* THE PROBLEM *
Extract each line of the listing below that includes the word "only".

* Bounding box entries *

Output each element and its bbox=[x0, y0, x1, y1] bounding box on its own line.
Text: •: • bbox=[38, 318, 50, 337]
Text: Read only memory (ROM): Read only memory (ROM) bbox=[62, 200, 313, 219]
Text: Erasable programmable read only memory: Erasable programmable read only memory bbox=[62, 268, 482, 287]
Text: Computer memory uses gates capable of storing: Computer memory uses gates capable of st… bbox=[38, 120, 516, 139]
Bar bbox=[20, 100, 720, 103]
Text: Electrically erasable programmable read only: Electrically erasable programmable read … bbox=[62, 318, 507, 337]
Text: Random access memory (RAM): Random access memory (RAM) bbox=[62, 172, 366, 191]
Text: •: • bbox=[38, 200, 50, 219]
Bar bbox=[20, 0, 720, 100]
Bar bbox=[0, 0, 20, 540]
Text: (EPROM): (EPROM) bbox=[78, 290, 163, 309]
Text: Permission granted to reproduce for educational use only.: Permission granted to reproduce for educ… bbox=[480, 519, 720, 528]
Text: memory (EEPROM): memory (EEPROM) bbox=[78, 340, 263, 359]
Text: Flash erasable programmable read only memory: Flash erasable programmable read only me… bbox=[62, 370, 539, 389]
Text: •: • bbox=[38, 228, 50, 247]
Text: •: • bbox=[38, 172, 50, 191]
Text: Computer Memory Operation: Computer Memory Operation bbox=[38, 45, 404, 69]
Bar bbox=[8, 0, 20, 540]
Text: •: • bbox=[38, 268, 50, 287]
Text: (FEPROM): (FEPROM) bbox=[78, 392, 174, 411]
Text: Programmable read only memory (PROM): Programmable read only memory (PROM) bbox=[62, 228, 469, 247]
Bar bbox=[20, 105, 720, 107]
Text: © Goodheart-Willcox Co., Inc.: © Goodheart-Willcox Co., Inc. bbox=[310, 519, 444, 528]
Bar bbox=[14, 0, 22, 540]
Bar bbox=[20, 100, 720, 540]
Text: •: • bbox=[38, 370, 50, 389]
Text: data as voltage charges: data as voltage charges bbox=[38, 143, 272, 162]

* RESPONSE FOR THIS EXERCISE *
Text: Read only memory (ROM): Read only memory (ROM) bbox=[62, 200, 313, 219]
Text: Erasable programmable read only memory: Erasable programmable read only memory bbox=[62, 268, 482, 287]
Text: Electrically erasable programmable read only: Electrically erasable programmable read … bbox=[62, 318, 507, 337]
Text: Permission granted to reproduce for educational use only.: Permission granted to reproduce for educ… bbox=[480, 519, 720, 528]
Text: Flash erasable programmable read only memory: Flash erasable programmable read only me… bbox=[62, 370, 539, 389]
Text: Programmable read only memory (PROM): Programmable read only memory (PROM) bbox=[62, 228, 469, 247]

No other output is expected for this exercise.